▶ Task brief: Retype the whole listing verbatim and keep the pictures out of it.

▶ Data provided:
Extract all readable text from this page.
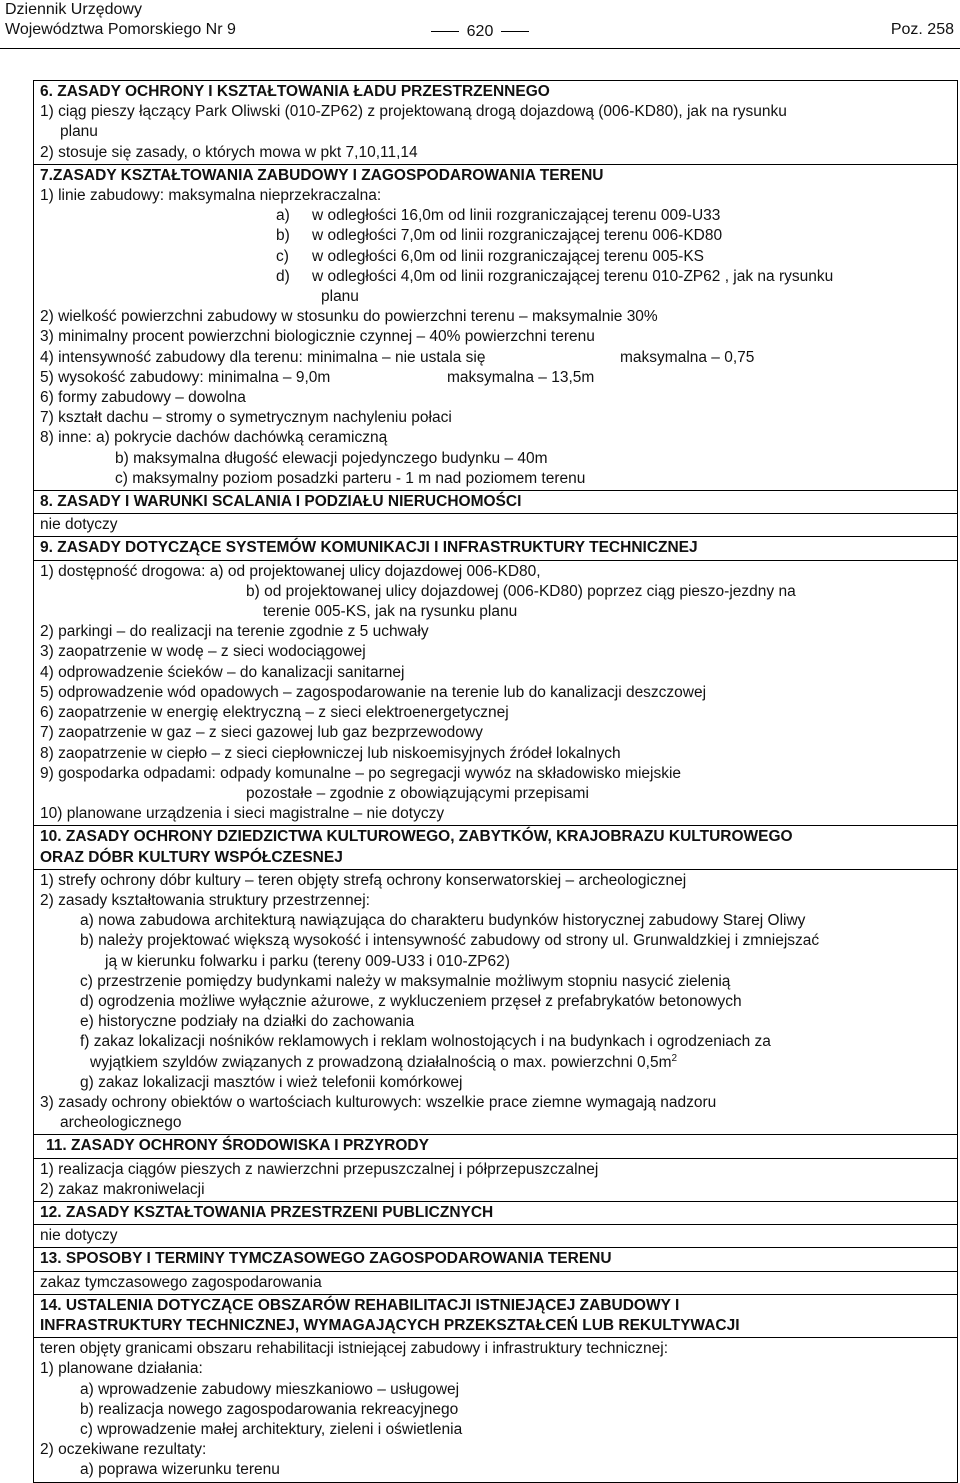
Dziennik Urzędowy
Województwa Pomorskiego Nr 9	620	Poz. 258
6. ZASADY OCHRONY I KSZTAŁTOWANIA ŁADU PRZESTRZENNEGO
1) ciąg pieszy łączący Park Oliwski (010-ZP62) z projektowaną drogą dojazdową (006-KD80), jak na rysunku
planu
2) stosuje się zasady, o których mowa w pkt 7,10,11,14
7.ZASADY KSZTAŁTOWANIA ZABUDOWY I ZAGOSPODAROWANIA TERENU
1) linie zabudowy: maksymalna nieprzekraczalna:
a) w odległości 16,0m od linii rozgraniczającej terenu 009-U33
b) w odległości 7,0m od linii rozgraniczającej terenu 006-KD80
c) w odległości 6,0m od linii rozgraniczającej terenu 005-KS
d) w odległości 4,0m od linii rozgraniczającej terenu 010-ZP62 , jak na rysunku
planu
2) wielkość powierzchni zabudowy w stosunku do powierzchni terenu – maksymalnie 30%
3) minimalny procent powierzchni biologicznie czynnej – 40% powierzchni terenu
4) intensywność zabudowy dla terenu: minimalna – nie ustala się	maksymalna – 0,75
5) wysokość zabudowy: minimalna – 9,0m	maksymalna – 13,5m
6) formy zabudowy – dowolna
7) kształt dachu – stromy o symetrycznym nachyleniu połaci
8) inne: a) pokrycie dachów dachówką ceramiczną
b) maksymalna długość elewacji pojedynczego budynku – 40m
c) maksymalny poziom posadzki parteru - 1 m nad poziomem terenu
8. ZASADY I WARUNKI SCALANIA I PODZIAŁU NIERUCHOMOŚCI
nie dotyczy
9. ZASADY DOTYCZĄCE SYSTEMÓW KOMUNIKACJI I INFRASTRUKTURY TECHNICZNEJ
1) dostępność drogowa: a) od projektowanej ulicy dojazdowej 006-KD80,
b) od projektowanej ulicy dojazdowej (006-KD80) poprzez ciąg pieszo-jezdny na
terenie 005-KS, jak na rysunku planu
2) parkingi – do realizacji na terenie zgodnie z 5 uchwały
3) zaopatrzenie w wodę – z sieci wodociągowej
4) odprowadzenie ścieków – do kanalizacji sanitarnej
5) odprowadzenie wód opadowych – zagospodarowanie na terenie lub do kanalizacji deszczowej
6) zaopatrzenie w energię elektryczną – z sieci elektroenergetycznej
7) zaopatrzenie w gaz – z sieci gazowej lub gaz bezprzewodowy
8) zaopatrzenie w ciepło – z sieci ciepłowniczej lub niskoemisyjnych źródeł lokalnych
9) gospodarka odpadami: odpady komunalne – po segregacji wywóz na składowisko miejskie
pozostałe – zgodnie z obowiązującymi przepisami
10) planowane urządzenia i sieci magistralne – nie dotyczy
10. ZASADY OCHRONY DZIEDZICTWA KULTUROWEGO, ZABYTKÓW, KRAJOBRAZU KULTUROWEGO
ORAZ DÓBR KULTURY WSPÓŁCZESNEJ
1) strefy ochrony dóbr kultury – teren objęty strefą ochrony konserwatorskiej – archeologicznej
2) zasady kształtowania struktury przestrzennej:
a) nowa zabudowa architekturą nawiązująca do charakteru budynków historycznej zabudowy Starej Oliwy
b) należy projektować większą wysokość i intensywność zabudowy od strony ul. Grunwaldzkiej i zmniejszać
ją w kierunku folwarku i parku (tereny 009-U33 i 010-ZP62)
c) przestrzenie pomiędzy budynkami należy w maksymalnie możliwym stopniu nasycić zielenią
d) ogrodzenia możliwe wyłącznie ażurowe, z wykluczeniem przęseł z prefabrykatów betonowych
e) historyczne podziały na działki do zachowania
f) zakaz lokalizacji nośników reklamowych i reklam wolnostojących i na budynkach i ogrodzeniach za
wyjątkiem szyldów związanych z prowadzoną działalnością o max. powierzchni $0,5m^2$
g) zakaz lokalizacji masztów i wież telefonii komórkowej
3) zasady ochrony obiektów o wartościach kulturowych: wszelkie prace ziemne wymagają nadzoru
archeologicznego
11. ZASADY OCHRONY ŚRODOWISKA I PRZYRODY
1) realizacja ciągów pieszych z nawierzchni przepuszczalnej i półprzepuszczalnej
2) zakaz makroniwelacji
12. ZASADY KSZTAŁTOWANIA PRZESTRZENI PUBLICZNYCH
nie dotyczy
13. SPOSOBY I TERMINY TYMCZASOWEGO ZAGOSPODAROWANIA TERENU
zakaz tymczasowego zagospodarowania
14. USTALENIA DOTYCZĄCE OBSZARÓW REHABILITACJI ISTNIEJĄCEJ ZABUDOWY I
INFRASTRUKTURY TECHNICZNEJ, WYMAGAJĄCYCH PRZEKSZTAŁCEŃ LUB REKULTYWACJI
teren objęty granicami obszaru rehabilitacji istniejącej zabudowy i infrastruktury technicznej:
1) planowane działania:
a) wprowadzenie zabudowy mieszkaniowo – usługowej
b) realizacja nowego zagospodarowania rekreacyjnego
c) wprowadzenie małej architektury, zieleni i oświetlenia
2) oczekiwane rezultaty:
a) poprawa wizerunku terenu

▶ Correct output:
Extract all readable text from this page.
Dziennik Urzędowy
Województwa Pomorskiego Nr 9	620	Poz. 258
6. ZASADY OCHRONY I KSZTAŁTOWANIA ŁADU PRZESTRZENNEGO
1) ciąg pieszy łączący Park Oliwski (010-ZP62) z projektowaną drogą dojazdową (006-KD80), jak na rysunku
planu
2) stosuje się zasady, o których mowa w pkt 7,10,11,14
7.ZASADY KSZTAŁTOWANIA ZABUDOWY I ZAGOSPODAROWANIA TERENU
1) linie zabudowy: maksymalna nieprzekraczalna:
a) w odległości 16,0m od linii rozgraniczającej terenu 009-U33
b) w odległości 7,0m od linii rozgraniczającej terenu 006-KD80
c) w odległości 6,0m od linii rozgraniczającej terenu 005-KS
d) w odległości 4,0m od linii rozgraniczającej terenu 010-ZP62 , jak na rysunku
planu
2) wielkość powierzchni zabudowy w stosunku do powierzchni terenu – maksymalnie 30%
3) minimalny procent powierzchni biologicznie czynnej – 40% powierzchni terenu
4) intensywność zabudowy dla terenu: minimalna – nie ustala się	maksymalna – 0,75
5) wysokość zabudowy: minimalna – 9,0m	maksymalna – 13,5m
6) formy zabudowy – dowolna
7) kształt dachu – stromy o symetrycznym nachyleniu połaci
8) inne: a) pokrycie dachów dachówką ceramiczną
b) maksymalna długość elewacji pojedynczego budynku – 40m
c) maksymalny poziom posadzki parteru - 1 m nad poziomem terenu
8. ZASADY I WARUNKI SCALANIA I PODZIAŁU NIERUCHOMOŚCI
nie dotyczy
9. ZASADY DOTYCZĄCE SYSTEMÓW KOMUNIKACJI I INFRASTRUKTURY TECHNICZNEJ
1) dostępność drogowa: a) od projektowanej ulicy dojazdowej 006-KD80,
b) od projektowanej ulicy dojazdowej (006-KD80) poprzez ciąg pieszo-jezdny na
terenie 005-KS, jak na rysunku planu
2) parkingi – do realizacji na terenie zgodnie z 5 uchwały
3) zaopatrzenie w wodę – z sieci wodociągowej
4) odprowadzenie ścieków – do kanalizacji sanitarnej
5) odprowadzenie wód opadowych – zagospodarowanie na terenie lub do kanalizacji deszczowej
6) zaopatrzenie w energię elektryczną – z sieci elektroenergetycznej
7) zaopatrzenie w gaz – z sieci gazowej lub gaz bezprzewodowy
8) zaopatrzenie w ciepło – z sieci ciepłowniczej lub niskoemisyjnych źródeł lokalnych
9) gospodarka odpadami: odpady komunalne – po segregacji wywóz na składowisko miejskie
pozostałe – zgodnie z obowiązującymi przepisami
10) planowane urządzenia i sieci magistralne – nie dotyczy
10. ZASADY OCHRONY DZIEDZICTWA KULTUROWEGO, ZABYTKÓW, KRAJOBRAZU KULTUROWEGO
ORAZ DÓBR KULTURY WSPÓŁCZESNEJ
1) strefy ochrony dóbr kultury – teren objęty strefą ochrony konserwatorskiej – archeologicznej
2) zasady kształtowania struktury przestrzennej:
a) nowa zabudowa architekturą nawiązująca do charakteru budynków historycznej zabudowy Starej Oliwy
b) należy projektować większą wysokość i intensywność zabudowy od strony ul. Grunwaldzkiej i zmniejszać
ją w kierunku folwarku i parku (tereny 009-U33 i 010-ZP62)
c) przestrzenie pomiędzy budynkami należy w maksymalnie możliwym stopniu nasycić zielenią
d) ogrodzenia możliwe wyłącznie ażurowe, z wykluczeniem przęseł z prefabrykatów betonowych
e) historyczne podziały na działki do zachowania
f) zakaz lokalizacji nośników reklamowych i reklam wolnostojących i na budynkach i ogrodzeniach za
wyjątkiem szyldów związanych z prowadzoną działalnością o max. powierzchni $0,5m^2$
g) zakaz lokalizacji masztów i wież telefonii komórkowej
3) zasady ochrony obiektów o wartościach kulturowych: wszelkie prace ziemne wymagają nadzoru
archeologicznego
11. ZASADY OCHRONY ŚRODOWISKA I PRZYRODY
1) realizacja ciągów pieszych z nawierzchni przepuszczalnej i półprzepuszczalnej
2) zakaz makroniwelacji
12. ZASADY KSZTAŁTOWANIA PRZESTRZENI PUBLICZNYCH
nie dotyczy
13. SPOSOBY I TERMINY TYMCZASOWEGO ZAGOSPODAROWANIA TERENU
zakaz tymczasowego zagospodarowania
14. USTALENIA DOTYCZĄCE OBSZARÓW REHABILITACJI ISTNIEJĄCEJ ZABUDOWY I
INFRASTRUKTURY TECHNICZNEJ, WYMAGAJĄCYCH PRZEKSZTAŁCEŃ LUB REKULTYWACJI
teren objęty granicami obszaru rehabilitacji istniejącej zabudowy i infrastruktury technicznej:
1) planowane działania:
a) wprowadzenie zabudowy mieszkaniowo – usługowej
b) realizacja nowego zagospodarowania rekreacyjnego
c) wprowadzenie małej architektury, zieleni i oświetlenia
2) oczekiwane rezultaty:
a) poprawa wizerunku terenu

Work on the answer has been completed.